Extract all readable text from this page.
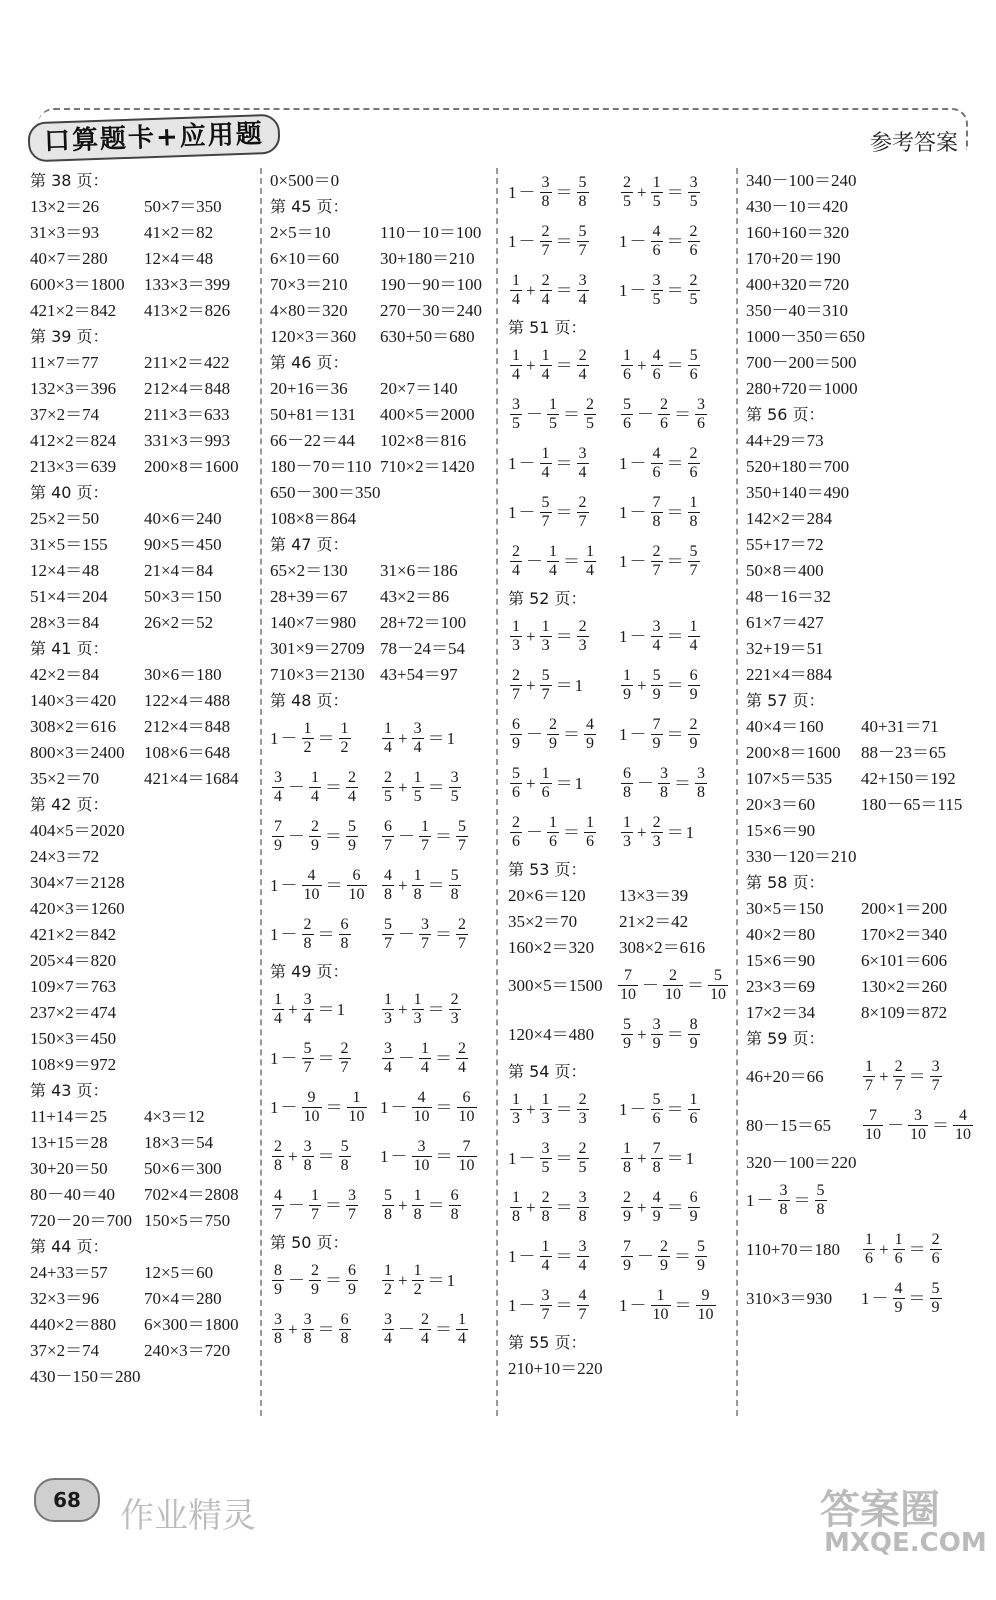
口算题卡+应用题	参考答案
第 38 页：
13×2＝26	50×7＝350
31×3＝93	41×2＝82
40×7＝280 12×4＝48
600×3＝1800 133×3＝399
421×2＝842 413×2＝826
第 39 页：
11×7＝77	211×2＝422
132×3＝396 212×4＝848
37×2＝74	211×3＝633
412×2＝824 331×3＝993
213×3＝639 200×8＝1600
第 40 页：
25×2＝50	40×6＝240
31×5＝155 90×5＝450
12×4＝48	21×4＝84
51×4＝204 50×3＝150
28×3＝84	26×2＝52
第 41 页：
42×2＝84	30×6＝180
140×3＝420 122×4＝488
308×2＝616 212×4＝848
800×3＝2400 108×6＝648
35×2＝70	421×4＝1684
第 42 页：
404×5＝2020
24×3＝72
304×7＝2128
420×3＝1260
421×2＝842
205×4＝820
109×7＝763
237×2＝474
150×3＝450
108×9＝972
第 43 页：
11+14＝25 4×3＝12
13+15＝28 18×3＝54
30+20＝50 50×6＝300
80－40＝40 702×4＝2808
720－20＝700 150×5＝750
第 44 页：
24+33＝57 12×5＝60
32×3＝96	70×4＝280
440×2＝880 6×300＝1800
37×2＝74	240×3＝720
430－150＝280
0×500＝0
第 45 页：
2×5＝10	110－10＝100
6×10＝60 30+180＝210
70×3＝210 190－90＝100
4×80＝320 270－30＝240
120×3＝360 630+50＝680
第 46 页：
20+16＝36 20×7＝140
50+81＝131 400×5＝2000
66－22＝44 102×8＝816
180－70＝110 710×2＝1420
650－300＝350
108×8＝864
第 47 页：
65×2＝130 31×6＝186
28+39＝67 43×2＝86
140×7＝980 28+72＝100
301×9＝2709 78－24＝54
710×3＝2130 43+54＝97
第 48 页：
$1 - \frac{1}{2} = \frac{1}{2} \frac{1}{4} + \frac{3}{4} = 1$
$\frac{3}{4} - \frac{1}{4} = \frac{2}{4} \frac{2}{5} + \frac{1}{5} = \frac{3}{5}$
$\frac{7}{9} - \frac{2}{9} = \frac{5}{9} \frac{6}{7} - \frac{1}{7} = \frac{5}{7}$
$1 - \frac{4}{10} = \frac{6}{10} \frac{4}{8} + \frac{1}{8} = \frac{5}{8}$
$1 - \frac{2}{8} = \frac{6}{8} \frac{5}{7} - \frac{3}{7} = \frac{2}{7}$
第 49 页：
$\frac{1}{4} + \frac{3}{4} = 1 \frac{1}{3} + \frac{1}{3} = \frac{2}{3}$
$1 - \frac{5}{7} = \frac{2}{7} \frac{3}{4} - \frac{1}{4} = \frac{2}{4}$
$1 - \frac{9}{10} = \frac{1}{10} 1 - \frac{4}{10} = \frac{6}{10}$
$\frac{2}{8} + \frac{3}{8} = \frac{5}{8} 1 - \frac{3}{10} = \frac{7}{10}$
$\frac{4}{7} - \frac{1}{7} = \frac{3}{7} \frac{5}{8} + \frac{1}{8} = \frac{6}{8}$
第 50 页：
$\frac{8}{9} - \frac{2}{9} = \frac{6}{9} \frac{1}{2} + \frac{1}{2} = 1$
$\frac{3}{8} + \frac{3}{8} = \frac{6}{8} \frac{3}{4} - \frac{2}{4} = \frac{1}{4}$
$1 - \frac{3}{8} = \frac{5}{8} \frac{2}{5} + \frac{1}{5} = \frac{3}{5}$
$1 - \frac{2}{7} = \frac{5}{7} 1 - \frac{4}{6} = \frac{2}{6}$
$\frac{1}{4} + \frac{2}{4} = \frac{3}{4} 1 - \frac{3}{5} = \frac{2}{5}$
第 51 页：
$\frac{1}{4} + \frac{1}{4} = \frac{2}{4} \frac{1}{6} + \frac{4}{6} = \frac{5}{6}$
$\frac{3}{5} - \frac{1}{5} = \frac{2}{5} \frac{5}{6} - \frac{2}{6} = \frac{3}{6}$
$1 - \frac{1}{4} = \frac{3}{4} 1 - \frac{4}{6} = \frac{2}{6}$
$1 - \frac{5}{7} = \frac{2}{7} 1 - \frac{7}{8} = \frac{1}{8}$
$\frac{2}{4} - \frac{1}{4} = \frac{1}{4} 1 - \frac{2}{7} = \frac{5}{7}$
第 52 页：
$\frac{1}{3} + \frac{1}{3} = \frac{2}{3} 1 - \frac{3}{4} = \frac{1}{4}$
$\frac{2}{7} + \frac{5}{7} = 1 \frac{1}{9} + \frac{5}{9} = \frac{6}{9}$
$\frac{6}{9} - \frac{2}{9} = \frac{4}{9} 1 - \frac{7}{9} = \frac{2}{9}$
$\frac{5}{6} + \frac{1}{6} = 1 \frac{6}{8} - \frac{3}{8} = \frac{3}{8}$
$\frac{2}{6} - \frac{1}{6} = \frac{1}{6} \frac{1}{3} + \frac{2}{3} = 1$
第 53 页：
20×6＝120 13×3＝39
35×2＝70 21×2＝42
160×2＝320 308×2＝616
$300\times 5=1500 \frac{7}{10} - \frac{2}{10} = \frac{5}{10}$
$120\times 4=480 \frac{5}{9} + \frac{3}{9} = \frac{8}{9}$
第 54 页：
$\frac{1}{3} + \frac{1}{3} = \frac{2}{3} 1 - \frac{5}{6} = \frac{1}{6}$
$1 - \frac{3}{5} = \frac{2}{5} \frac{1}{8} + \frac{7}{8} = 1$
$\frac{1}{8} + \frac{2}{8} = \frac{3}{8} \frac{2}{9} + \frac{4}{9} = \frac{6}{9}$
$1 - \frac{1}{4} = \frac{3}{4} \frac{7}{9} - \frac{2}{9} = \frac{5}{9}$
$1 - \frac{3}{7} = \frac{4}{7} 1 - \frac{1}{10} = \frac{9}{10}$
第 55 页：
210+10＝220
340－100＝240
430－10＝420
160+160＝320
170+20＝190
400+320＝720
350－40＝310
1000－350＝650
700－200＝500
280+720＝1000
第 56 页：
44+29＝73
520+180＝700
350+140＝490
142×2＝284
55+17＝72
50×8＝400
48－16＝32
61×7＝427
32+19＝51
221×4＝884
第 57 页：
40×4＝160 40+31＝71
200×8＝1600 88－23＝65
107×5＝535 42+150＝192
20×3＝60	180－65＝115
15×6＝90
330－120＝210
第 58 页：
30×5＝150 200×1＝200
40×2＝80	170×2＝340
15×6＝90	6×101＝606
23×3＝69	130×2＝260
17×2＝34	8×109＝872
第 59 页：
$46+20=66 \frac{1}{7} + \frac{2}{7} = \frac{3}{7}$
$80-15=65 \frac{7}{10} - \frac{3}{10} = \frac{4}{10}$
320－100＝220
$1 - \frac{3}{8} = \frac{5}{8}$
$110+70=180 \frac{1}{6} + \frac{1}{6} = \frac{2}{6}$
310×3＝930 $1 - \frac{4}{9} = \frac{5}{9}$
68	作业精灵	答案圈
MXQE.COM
********
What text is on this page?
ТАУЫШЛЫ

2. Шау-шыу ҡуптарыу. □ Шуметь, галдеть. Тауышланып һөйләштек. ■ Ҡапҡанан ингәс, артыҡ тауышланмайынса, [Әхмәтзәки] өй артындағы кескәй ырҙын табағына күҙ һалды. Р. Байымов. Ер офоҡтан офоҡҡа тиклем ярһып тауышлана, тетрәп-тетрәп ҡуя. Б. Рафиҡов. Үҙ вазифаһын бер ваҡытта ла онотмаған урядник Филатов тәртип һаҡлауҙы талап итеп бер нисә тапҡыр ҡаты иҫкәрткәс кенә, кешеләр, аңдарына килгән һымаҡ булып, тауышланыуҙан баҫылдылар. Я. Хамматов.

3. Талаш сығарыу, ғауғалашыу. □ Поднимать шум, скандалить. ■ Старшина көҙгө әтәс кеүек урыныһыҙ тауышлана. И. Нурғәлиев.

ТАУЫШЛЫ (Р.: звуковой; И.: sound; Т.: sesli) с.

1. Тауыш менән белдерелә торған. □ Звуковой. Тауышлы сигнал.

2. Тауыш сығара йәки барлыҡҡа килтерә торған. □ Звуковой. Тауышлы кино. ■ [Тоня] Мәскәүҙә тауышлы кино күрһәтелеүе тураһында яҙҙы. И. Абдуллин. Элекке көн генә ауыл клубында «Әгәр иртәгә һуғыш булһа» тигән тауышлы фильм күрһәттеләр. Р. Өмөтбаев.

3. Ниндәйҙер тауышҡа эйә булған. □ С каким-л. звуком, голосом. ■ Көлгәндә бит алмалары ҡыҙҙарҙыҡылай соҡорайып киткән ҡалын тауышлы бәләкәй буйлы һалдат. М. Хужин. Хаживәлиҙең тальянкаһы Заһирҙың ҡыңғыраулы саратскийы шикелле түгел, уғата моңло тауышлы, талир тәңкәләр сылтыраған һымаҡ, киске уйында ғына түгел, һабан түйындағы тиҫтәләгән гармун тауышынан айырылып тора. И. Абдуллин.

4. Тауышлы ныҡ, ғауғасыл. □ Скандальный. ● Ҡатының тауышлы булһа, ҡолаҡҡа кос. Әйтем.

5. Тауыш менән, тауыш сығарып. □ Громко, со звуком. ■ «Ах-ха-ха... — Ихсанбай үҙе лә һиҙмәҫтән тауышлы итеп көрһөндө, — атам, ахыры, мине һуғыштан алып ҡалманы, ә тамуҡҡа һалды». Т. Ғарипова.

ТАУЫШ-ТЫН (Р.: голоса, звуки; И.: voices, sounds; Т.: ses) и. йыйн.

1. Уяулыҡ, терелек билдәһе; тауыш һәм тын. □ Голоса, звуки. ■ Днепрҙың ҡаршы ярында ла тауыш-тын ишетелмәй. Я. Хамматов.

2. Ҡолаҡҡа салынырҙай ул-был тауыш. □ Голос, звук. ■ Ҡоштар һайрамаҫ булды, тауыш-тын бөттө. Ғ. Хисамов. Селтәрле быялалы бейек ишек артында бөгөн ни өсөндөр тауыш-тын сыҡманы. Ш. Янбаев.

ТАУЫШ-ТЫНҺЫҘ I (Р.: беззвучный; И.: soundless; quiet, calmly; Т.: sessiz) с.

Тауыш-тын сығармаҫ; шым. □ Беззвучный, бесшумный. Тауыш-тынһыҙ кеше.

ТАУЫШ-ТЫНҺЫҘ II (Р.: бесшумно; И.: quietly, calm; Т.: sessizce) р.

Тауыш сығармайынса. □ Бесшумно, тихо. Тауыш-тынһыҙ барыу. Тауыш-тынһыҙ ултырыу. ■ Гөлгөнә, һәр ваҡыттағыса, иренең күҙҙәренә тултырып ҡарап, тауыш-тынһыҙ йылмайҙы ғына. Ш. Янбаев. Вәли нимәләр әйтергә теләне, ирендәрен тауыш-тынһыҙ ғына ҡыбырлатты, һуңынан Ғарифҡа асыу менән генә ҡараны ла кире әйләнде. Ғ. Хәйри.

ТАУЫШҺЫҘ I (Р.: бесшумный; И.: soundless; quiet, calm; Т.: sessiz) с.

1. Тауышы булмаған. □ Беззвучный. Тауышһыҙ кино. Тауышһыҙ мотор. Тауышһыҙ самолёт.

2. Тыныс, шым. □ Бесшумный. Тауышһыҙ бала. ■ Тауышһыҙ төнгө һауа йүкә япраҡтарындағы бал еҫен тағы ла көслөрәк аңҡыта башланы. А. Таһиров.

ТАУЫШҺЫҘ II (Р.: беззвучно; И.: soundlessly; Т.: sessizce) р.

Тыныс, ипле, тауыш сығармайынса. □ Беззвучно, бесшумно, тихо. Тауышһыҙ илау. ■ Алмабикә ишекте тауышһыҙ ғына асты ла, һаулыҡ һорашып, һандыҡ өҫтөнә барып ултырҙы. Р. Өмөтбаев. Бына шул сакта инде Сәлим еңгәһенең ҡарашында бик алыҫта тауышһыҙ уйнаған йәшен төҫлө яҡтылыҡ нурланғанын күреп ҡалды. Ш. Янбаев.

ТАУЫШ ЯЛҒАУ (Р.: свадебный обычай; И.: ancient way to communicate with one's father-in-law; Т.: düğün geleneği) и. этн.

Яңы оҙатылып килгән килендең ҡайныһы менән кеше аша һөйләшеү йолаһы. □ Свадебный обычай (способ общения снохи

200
********
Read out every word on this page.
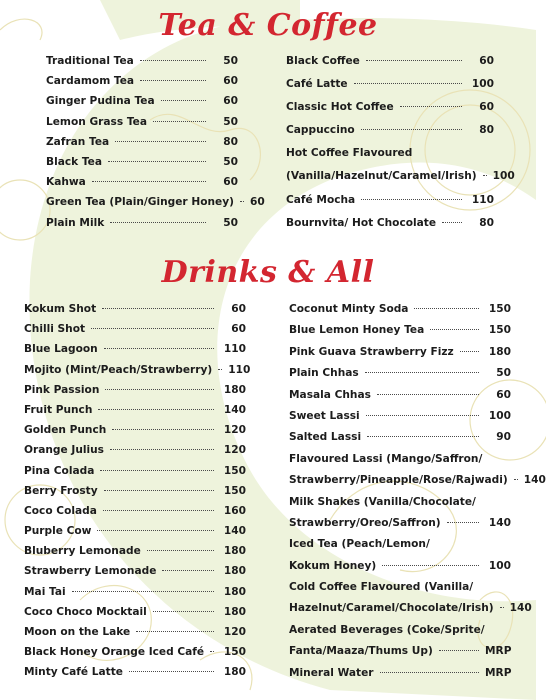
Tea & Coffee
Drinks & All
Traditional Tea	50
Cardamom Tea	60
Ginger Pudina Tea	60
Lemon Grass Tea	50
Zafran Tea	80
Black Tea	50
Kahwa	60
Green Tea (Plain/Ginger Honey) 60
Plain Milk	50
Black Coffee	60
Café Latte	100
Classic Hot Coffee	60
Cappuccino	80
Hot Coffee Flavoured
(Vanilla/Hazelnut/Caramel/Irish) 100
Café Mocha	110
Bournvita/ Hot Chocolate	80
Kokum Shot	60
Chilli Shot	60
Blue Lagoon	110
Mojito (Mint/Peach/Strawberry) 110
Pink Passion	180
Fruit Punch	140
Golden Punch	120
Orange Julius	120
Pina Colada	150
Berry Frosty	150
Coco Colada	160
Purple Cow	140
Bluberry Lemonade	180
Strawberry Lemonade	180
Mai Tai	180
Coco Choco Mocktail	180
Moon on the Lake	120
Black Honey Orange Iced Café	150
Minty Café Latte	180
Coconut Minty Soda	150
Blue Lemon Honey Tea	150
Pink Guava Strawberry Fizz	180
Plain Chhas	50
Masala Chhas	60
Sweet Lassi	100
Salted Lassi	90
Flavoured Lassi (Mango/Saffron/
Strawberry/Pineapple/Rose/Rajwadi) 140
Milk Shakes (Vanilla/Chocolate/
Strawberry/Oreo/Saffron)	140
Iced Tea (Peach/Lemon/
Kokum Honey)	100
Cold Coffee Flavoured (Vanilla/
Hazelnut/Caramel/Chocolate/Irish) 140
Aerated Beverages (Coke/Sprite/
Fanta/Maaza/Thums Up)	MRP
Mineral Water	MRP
********
◆ **Exercise**:
From the entries above, collect every line with the string "Абдуллин" in it.

◆ **Written response**:
2. Тауыш сығара йәки барлыҡҡа килтерә торған. □ Звуковой. Тауышлы кино. ■ [Тоня] Мәскәүҙә тауышлы кино күрһәтелеүе тураһында яҙҙы. И. Абдуллин. Элекке көн генә ауыл клубында «Әгәр иртәгә һуғыш булһа» тигән тауышлы фильм күрһәттеләр. Р. Өмөтбаев.
3. Ниндәйҙер тауышҡа эйә булған. □ С каким-л. звуком, голосом. ■ Көлгәндә бит алмалары ҡыҙҙарҙыҡылай соҡорайып киткән ҡалын тауышлы бәләкәй буйлы һалдат. М. Хужин. Хаживәлиҙең тальянкаһы Заһирҙың ҡыңғыраулы саратскийы шикелле түгел, уғата моңло тауышлы, талир тәңкәләр сылтыраған һымаҡ, киске уйында ғына түгел, һабан түйындағы тиҫтәләгән гармун тауышынан айырылып тора. И. Абдуллин.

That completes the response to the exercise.